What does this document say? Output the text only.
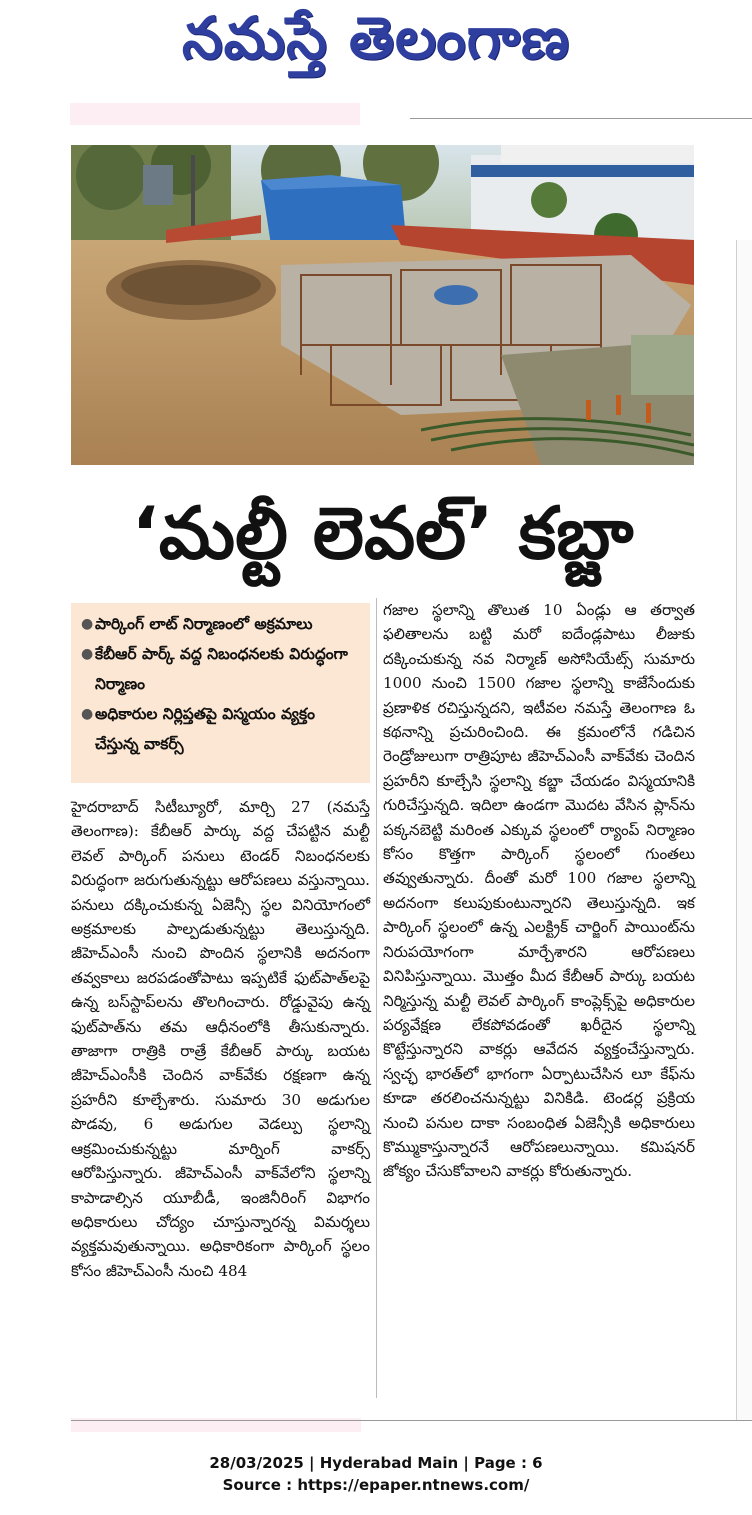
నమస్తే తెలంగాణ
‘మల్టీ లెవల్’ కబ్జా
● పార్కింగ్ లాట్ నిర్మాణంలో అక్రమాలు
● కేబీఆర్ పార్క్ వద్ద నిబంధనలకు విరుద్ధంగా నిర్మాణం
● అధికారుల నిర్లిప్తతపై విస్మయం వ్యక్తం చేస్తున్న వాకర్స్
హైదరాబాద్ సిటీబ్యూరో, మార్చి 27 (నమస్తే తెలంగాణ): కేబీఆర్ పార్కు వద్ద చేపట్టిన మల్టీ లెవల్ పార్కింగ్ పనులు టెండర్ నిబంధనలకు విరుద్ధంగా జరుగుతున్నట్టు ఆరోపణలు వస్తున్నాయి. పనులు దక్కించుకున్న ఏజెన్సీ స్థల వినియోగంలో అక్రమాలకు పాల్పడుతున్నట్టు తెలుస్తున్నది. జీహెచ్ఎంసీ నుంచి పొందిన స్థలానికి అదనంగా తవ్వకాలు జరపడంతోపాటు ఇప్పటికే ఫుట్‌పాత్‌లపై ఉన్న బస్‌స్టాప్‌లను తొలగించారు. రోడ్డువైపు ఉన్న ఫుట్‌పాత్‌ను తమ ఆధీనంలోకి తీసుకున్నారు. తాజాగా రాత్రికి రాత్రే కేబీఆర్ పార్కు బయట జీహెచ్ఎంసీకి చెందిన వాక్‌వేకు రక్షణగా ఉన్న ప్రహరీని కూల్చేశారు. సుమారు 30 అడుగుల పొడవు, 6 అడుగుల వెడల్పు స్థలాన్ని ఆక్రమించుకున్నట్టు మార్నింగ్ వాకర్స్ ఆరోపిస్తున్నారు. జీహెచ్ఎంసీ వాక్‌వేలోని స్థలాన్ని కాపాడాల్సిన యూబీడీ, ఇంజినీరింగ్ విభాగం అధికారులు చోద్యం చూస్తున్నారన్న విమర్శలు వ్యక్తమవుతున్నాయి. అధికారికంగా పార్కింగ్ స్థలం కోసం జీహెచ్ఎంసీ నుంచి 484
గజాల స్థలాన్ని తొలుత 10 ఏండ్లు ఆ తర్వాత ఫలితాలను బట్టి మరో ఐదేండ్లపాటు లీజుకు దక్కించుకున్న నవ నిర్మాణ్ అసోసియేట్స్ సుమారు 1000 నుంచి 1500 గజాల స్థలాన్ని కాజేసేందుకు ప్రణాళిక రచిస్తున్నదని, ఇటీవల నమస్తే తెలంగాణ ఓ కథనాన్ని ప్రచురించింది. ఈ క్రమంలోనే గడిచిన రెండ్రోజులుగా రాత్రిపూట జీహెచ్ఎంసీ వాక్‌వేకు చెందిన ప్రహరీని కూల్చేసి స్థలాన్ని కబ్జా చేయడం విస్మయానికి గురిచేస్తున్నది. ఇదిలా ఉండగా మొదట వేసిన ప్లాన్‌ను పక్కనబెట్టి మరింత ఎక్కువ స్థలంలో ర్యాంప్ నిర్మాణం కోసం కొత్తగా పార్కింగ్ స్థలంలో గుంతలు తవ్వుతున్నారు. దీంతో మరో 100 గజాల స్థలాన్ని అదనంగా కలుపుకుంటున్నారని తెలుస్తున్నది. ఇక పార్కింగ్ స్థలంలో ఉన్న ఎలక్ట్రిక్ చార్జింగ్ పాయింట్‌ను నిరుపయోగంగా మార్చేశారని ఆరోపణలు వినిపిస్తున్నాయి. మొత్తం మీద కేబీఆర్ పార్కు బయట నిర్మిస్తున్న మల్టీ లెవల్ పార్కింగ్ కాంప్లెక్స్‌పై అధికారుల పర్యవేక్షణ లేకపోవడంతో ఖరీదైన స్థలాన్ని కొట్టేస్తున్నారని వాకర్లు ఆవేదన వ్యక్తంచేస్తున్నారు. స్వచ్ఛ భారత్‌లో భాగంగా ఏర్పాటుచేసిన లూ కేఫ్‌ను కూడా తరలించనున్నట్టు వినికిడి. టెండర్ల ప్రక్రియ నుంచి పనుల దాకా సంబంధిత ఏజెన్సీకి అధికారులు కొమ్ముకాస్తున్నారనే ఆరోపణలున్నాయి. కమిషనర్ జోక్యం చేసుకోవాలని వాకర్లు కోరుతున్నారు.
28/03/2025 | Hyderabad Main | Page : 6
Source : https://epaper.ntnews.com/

- [EXERCISE INSTRUCTIONS] Give the entries again word for word, but skip the pictures.

- [TASK SOLUTION]
What does this document say? Output the text only.
నమస్తే తెలంగాణ
‘మల్టీ లెవల్’ కబ్జా
● పార్కింగ్ లాట్ నిర్మాణంలో అక్రమాలు
● కేబీఆర్ పార్క్ వద్ద నిబంధనలకు విరుద్ధంగా నిర్మాణం
● అధికారుల నిర్లిప్తతపై విస్మయం వ్యక్తం చేస్తున్న వాకర్స్
హైదరాబాద్ సిటీబ్యూరో, మార్చి 27 (నమస్తే తెలంగాణ): కేబీఆర్ పార్కు వద్ద చేపట్టిన మల్టీ లెవల్ పార్కింగ్ పనులు టెండర్ నిబంధనలకు విరుద్ధంగా జరుగుతున్నట్టు ఆరోపణలు వస్తున్నాయి. పనులు దక్కించుకున్న ఏజెన్సీ స్థల వినియోగంలో అక్రమాలకు పాల్పడుతున్నట్టు తెలుస్తున్నది. జీహెచ్ఎంసీ నుంచి పొందిన స్థలానికి అదనంగా తవ్వకాలు జరపడంతోపాటు ఇప్పటికే ఫుట్‌పాత్‌లపై ఉన్న బస్‌స్టాప్‌లను తొలగించారు. రోడ్డువైపు ఉన్న ఫుట్‌పాత్‌ను తమ ఆధీనంలోకి తీసుకున్నారు. తాజాగా రాత్రికి రాత్రే కేబీఆర్ పార్కు బయట జీహెచ్ఎంసీకి చెందిన వాక్‌వేకు రక్షణగా ఉన్న ప్రహరీని కూల్చేశారు. సుమారు 30 అడుగుల పొడవు, 6 అడుగుల వెడల్పు స్థలాన్ని ఆక్రమించుకున్నట్టు మార్నింగ్ వాకర్స్ ఆరోపిస్తున్నారు. జీహెచ్ఎంసీ వాక్‌వేలోని స్థలాన్ని కాపాడాల్సిన యూబీడీ, ఇంజినీరింగ్ విభాగం అధికారులు చోద్యం చూస్తున్నారన్న విమర్శలు వ్యక్తమవుతున్నాయి. అధికారికంగా పార్కింగ్ స్థలం కోసం జీహెచ్ఎంసీ నుంచి 484
గజాల స్థలాన్ని తొలుత 10 ఏండ్లు ఆ తర్వాత ఫలితాలను బట్టి మరో ఐదేండ్లపాటు లీజుకు దక్కించుకున్న నవ నిర్మాణ్ అసోసియేట్స్ సుమారు 1000 నుంచి 1500 గజాల స్థలాన్ని కాజేసేందుకు ప్రణాళిక రచిస్తున్నదని, ఇటీవల నమస్తే తెలంగాణ ఓ కథనాన్ని ప్రచురించింది. ఈ క్రమంలోనే గడిచిన రెండ్రోజులుగా రాత్రిపూట జీహెచ్ఎంసీ వాక్‌వేకు చెందిన ప్రహరీని కూల్చేసి స్థలాన్ని కబ్జా చేయడం విస్మయానికి గురిచేస్తున్నది. ఇదిలా ఉండగా మొదట వేసిన ప్లాన్‌ను పక్కనబెట్టి మరింత ఎక్కువ స్థలంలో ర్యాంప్ నిర్మాణం కోసం కొత్తగా పార్కింగ్ స్థలంలో గుంతలు తవ్వుతున్నారు. దీంతో మరో 100 గజాల స్థలాన్ని అదనంగా కలుపుకుంటున్నారని తెలుస్తున్నది. ఇక పార్కింగ్ స్థలంలో ఉన్న ఎలక్ట్రిక్ చార్జింగ్ పాయింట్‌ను నిరుపయోగంగా మార్చేశారని ఆరోపణలు వినిపిస్తున్నాయి. మొత్తం మీద కేబీఆర్ పార్కు బయట నిర్మిస్తున్న మల్టీ లెవల్ పార్కింగ్ కాంప్లెక్స్‌పై అధికారుల పర్యవేక్షణ లేకపోవడంతో ఖరీదైన స్థలాన్ని కొట్టేస్తున్నారని వాకర్లు ఆవేదన వ్యక్తంచేస్తున్నారు. స్వచ్ఛ భారత్‌లో భాగంగా ఏర్పాటుచేసిన లూ కేఫ్‌ను కూడా తరలించనున్నట్టు వినికిడి. టెండర్ల ప్రక్రియ నుంచి పనుల దాకా సంబంధిత ఏజెన్సీకి అధికారులు కొమ్ముకాస్తున్నారనే ఆరోపణలున్నాయి. కమిషనర్ జోక్యం చేసుకోవాలని వాకర్లు కోరుతున్నారు.
28/03/2025 | Hyderabad Main | Page : 6
Source : https://epaper.ntnews.com/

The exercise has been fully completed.